Pick out each line in these entries that contains the string "students".

::::::::

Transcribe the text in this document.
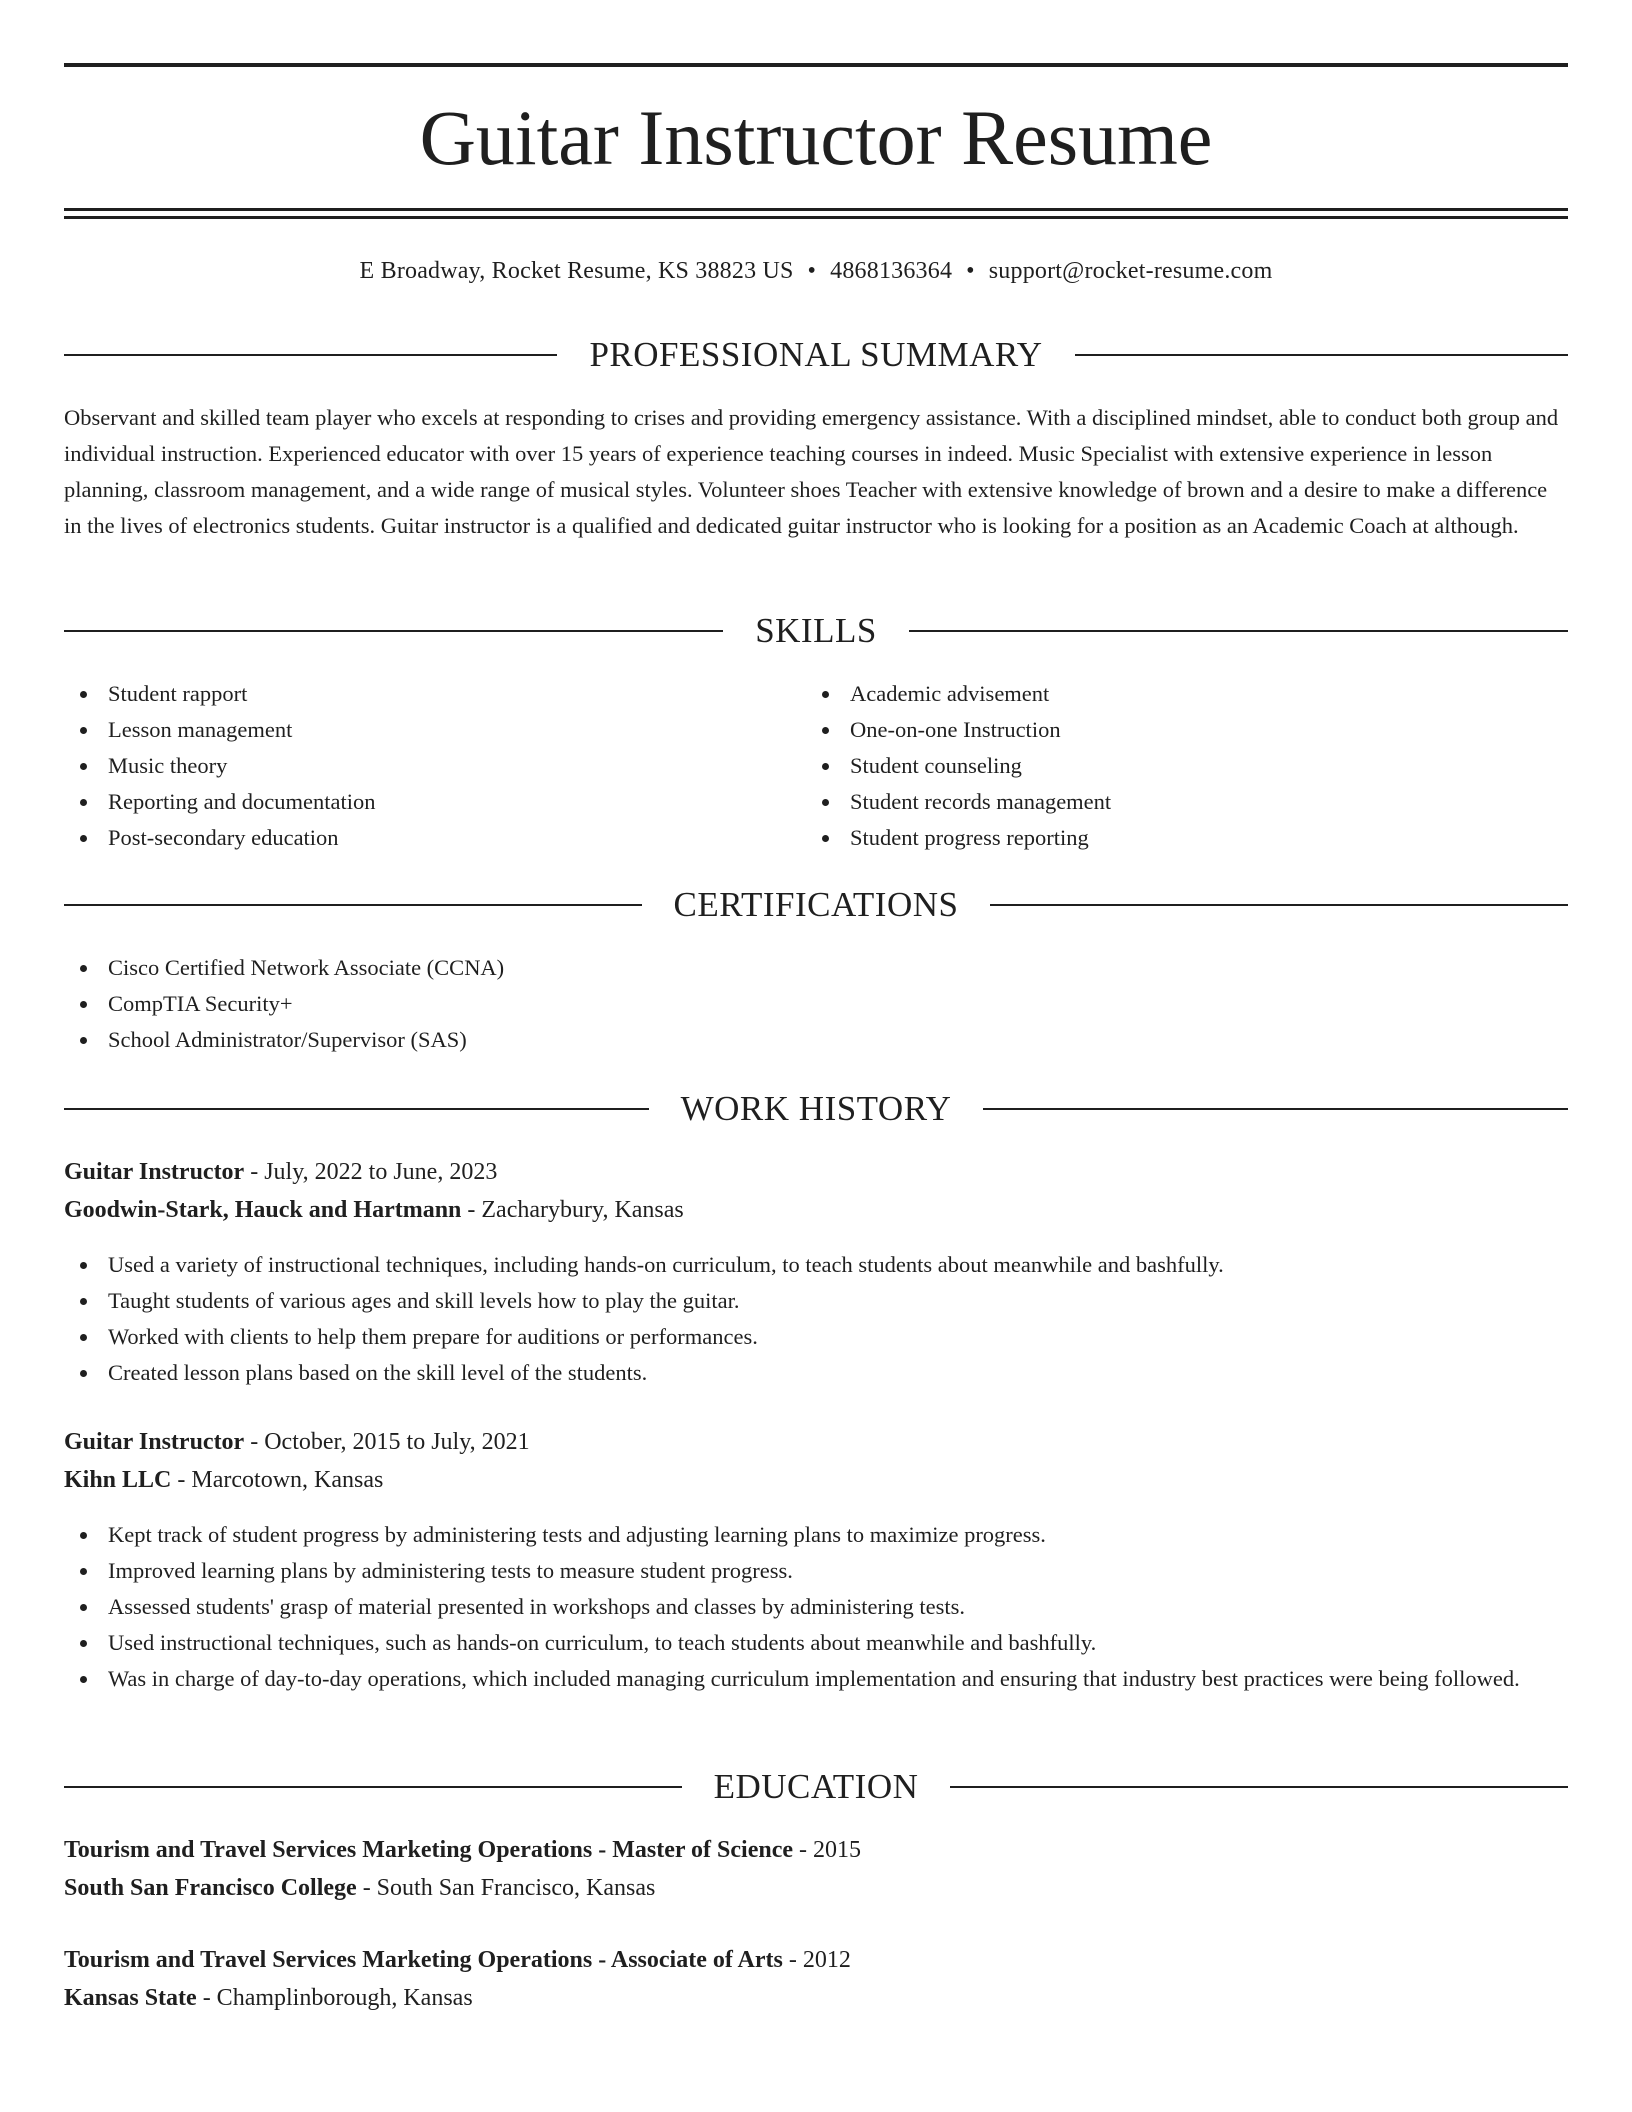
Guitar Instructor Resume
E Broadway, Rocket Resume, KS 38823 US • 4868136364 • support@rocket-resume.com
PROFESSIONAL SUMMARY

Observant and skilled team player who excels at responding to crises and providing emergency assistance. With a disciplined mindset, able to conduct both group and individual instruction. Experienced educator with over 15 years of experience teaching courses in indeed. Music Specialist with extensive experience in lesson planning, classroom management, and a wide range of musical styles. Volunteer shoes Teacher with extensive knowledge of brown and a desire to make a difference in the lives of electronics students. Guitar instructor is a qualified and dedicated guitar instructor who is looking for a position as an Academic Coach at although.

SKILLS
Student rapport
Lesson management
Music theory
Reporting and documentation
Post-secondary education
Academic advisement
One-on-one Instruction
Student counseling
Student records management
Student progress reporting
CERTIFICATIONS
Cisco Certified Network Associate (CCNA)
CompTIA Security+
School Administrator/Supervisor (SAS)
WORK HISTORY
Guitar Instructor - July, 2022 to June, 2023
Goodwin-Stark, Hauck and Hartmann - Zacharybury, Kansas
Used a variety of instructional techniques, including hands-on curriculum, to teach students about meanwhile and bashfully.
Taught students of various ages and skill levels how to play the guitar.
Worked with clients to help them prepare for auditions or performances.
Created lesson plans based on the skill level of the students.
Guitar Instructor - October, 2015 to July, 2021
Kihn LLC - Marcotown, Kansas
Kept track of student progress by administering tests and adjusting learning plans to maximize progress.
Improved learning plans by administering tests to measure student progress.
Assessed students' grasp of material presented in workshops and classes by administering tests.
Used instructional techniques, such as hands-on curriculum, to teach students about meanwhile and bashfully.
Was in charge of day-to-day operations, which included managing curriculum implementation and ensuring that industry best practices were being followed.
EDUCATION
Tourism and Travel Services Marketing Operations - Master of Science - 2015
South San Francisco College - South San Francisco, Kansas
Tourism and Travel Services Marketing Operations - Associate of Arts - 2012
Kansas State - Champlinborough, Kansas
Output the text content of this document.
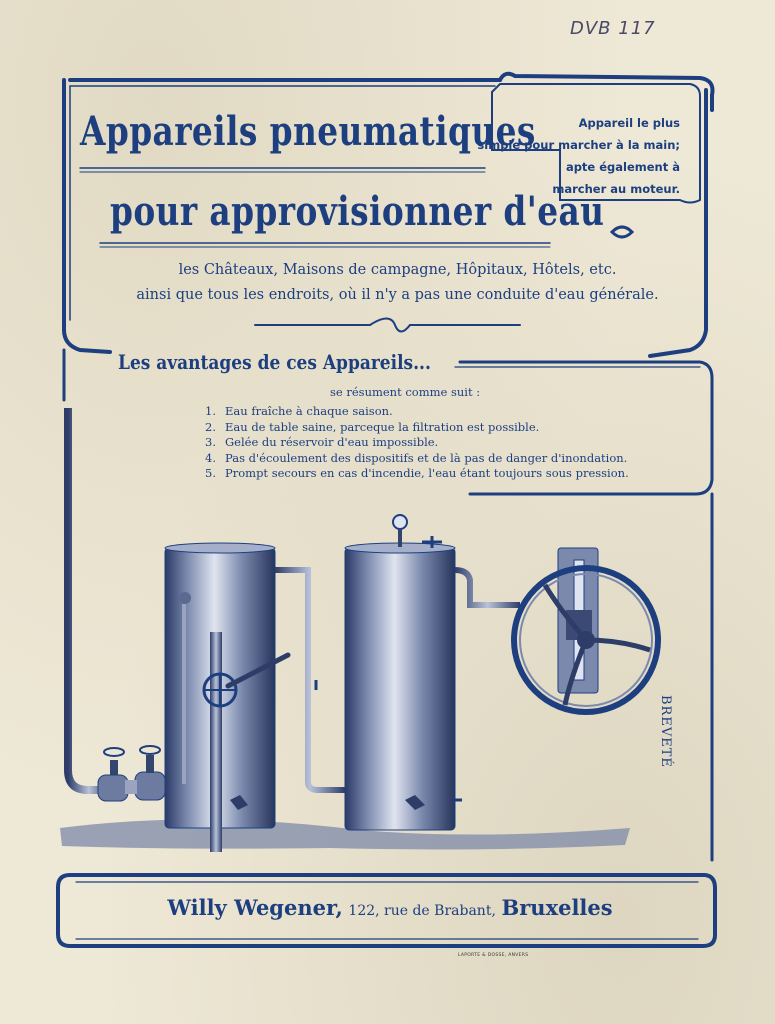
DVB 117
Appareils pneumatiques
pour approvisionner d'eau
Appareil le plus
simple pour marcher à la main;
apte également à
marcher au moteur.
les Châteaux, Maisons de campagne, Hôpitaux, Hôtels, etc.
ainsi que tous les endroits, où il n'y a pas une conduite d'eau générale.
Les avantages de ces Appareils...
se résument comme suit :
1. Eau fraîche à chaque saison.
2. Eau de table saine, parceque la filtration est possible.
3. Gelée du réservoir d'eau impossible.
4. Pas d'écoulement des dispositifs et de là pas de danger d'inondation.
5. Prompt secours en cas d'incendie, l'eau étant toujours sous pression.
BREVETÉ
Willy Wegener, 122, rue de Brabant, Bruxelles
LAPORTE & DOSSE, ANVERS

::::::::

THE REPLY:
Observant and skilled team player who excels at responding to crises and providing emergency assistance. With a disciplined mindset, able to conduct both group and individual instruction. Experienced educator with over 15 years of experience teaching courses in indeed. Music Specialist with extensive experience in lesson planning, classroom management, and a wide range of musical styles. Volunteer shoes Teacher with extensive knowledge of brown and a desire to make a difference in the lives of electronics students. Guitar instructor is a qualified and dedicated guitar instructor who is looking for a position as an Academic Coach at although.
Used a variety of instructional techniques, including hands-on curriculum, to teach students about meanwhile and bashfully.
Taught students of various ages and skill levels how to play the guitar.
Created lesson plans based on the skill level of the students.
Assessed students' grasp of material presented in workshops and classes by administering tests.
Used instructional techniques, such as hands-on curriculum, to teach students about meanwhile and bashfully.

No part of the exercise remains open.